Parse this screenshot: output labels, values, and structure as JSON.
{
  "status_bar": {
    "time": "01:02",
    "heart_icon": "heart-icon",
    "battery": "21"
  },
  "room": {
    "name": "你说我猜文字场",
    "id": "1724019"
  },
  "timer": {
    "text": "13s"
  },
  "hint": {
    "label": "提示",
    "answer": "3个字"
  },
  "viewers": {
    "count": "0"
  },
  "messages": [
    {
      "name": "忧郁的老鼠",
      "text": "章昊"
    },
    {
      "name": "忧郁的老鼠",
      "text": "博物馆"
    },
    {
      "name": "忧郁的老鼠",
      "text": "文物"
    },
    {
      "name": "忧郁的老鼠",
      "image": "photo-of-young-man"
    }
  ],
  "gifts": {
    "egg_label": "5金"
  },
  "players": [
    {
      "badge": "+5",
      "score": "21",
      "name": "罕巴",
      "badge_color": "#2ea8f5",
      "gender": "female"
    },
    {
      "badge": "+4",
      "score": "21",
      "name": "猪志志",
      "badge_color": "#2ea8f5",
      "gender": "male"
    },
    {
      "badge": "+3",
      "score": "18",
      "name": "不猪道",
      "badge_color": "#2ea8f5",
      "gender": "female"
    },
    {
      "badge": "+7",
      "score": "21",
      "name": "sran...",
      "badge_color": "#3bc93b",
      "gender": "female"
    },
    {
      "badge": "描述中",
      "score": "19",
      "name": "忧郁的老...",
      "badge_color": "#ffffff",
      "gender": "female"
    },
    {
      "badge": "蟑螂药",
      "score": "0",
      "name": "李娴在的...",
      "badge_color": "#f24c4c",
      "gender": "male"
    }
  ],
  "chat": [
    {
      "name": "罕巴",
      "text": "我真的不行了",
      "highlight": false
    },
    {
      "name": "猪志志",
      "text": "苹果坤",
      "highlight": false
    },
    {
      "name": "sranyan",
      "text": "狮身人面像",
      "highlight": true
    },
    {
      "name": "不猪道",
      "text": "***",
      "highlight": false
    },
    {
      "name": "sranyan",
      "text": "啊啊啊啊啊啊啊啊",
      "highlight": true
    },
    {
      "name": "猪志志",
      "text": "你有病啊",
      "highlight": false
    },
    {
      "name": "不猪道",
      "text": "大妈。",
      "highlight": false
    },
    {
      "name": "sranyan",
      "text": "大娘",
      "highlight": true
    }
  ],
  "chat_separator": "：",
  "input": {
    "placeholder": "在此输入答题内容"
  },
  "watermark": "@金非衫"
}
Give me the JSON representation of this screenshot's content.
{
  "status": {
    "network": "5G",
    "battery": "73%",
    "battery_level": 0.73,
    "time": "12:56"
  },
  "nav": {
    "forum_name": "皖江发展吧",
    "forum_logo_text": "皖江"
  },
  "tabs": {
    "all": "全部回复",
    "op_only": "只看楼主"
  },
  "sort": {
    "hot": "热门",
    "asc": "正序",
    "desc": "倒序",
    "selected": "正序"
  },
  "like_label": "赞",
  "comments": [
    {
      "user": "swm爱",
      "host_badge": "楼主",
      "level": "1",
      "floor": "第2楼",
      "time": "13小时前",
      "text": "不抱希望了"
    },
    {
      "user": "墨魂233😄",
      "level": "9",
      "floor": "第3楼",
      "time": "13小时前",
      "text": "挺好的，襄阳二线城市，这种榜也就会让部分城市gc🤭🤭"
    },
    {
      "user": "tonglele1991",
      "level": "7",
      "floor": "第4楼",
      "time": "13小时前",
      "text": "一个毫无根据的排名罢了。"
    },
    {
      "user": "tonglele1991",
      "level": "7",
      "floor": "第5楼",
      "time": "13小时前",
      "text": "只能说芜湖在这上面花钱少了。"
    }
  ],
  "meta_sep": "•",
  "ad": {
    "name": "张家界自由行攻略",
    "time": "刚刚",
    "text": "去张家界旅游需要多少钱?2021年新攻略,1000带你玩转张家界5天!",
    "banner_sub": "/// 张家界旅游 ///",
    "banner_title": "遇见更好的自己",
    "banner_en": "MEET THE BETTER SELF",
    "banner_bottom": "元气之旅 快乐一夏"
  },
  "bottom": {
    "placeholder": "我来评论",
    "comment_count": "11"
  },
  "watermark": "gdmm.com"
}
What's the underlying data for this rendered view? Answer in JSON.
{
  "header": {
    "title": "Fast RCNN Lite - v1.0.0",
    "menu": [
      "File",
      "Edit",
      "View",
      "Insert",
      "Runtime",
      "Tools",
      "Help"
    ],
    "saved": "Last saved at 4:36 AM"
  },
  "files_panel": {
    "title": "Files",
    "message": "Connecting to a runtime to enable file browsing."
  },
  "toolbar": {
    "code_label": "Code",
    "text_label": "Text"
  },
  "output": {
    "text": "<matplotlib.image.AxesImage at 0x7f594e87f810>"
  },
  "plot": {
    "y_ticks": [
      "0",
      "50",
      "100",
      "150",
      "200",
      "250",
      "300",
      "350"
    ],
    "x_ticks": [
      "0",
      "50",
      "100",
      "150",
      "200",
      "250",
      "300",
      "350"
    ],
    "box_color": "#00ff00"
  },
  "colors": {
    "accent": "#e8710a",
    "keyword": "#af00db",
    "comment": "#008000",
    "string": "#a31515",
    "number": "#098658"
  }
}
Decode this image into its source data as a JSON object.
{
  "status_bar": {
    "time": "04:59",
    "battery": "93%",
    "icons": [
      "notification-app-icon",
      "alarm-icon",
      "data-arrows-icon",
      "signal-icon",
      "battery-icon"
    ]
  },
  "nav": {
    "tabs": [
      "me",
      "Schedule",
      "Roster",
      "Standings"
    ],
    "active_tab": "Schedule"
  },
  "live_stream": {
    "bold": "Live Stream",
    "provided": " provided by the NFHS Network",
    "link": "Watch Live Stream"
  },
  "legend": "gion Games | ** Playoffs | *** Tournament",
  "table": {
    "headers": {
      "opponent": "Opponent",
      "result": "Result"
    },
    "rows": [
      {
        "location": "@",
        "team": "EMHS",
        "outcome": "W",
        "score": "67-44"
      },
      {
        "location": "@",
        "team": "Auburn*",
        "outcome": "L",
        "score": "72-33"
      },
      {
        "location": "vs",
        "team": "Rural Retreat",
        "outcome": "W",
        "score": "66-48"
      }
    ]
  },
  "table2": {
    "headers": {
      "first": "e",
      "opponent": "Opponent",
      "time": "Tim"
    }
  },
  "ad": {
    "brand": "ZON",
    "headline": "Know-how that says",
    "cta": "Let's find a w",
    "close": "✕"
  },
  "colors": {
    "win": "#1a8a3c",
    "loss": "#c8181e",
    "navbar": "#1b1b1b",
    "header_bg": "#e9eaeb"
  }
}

#####

**Your objective**
Find "score". Copy every line it occurs in.

**Exercise output**
      "score": "21",
      "score": "21",
      "score": "18",
      "score": "21",
      "score": "19",
      "score": "0",
        "score": "67-44"
        "score": "72-33"
        "score": "66-48"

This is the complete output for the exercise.